## START
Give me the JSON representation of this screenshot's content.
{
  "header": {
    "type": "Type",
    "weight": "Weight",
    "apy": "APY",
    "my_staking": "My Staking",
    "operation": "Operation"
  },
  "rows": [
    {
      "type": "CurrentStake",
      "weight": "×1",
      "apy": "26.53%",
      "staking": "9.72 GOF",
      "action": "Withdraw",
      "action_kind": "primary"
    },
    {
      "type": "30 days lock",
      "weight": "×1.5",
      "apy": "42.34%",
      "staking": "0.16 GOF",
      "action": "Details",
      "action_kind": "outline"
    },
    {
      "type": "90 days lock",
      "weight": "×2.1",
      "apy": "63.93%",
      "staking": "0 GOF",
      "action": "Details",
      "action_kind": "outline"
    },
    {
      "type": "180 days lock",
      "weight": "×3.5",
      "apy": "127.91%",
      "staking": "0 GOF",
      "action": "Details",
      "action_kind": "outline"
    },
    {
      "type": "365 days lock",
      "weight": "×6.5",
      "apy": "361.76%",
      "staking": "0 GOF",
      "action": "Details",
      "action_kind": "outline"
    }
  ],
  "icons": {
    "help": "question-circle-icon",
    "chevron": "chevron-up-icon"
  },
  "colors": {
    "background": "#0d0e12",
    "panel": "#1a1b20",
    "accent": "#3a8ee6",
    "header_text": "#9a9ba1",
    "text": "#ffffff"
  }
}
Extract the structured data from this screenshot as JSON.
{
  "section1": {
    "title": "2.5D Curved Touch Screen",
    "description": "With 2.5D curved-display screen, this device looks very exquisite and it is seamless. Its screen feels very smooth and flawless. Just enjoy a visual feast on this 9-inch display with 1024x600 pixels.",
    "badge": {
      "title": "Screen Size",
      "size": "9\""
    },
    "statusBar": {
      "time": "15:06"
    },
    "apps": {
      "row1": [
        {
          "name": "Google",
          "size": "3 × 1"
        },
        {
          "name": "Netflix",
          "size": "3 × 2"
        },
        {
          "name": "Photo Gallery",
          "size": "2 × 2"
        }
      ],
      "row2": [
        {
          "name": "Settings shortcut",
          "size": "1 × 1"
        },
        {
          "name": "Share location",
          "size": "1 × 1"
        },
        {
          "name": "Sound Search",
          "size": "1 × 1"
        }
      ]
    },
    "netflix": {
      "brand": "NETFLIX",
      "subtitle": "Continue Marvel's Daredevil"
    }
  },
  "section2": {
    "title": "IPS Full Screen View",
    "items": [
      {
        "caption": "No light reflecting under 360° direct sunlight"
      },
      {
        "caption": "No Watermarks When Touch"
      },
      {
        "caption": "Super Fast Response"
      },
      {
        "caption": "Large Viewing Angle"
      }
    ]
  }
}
## END
Search the records for the string "caption" and return every line in which it occurs.

- [EXERCISE ANSWER]
        "caption": "No light reflecting under 360° direct sunlight"
        "caption": "No Watermarks When Touch"
        "caption": "Super Fast Response"
        "caption": "Large Viewing Angle"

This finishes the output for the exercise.